Action item A: Check each statement against the Qudsaya entry and answer yes or no, quoting the words of the entry that decide it: (i) Qudsaya lies 7 km east of Damascus. (ii) Qudsaya is the administrative centre of Qudsaya District. (iii) Qudsaya's elevation is given as 800 m.
Action item B: According to the Qudsaya entry, on which slope of which mountain is the city located?

Extracted text below:

- Qudsaya Location in Syria
- Coordinates: 33°32′N 36°13′E﻿ / ﻿33.533°N 36.217°E
- Country: Syria
- Governorate: Rif Dimashq
- District: Qudsaya
- Subdistrict: Qudsaya
- Elevation: 800 m (2,600 ft)

Population (2004 census)
- • Total: 33,571

= Qudsaya =

Qudsaya (قدسيا) is a Syrian city in Rif Dimashq Governorate and the administrative centre of Qudsaya District. The city is located on the western slope of Mount Qasioun, 7 km west of Damascus. According to the Syria Central Bureau of Statistics, Qudsaya had a population of 33,571 in the 2004 census. Adjacent to the town is the modern suburb of Dahiyat Qudsaya.

End of Extracted text.
Available data below:

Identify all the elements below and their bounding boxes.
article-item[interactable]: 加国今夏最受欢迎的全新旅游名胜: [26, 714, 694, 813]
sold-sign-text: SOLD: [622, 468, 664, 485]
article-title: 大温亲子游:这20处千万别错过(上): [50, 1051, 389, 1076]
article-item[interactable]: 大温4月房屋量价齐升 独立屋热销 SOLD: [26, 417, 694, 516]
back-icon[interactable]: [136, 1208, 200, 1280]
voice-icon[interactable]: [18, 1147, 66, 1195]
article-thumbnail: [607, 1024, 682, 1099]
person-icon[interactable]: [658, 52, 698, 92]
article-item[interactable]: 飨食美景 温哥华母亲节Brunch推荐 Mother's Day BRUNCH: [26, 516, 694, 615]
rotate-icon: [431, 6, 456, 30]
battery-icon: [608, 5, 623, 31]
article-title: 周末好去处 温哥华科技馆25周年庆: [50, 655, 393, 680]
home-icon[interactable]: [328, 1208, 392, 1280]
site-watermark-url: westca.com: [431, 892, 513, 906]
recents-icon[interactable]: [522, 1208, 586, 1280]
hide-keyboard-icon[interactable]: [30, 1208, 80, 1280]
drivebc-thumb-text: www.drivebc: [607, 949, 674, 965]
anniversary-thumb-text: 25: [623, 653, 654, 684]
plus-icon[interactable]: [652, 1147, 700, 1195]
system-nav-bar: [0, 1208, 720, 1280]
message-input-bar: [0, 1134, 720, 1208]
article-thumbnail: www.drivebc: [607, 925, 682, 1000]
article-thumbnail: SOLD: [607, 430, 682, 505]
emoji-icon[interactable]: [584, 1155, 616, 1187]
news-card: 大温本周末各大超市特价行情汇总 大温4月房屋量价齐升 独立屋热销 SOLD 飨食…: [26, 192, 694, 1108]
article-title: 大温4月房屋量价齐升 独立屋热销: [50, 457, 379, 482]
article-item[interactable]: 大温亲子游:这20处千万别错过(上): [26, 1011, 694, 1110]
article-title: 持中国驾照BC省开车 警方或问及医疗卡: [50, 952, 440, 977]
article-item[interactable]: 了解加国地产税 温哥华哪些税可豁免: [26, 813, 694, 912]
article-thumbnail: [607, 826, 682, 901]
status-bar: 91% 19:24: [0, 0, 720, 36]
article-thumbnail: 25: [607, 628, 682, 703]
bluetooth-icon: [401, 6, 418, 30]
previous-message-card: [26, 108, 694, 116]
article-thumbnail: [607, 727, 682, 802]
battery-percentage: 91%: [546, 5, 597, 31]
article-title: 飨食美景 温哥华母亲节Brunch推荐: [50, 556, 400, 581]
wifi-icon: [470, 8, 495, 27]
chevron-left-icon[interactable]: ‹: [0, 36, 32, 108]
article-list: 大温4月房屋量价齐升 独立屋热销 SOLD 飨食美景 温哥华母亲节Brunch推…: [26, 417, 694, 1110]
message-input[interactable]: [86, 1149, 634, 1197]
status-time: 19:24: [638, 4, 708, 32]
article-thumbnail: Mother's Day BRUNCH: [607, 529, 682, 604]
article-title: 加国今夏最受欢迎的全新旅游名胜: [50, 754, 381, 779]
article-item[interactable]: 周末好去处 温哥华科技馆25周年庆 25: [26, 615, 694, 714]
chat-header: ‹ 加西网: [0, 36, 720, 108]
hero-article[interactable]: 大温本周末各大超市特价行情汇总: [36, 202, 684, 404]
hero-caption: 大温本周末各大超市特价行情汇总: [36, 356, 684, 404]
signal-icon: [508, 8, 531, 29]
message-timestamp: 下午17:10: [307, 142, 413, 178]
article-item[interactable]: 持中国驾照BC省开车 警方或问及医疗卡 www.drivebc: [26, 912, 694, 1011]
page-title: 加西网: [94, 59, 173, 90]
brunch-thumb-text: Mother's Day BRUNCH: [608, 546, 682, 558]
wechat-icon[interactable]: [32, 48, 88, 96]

End of Available data.

Written answer A:
(i) No: "7 km west of Damascus."
(ii) Yes: "the administrative centre of Qudsaya District."
(iii) Yes: "Elevation: 800 m (2,600 ft)."

Written answer B: The western slope of Mount Qasioun.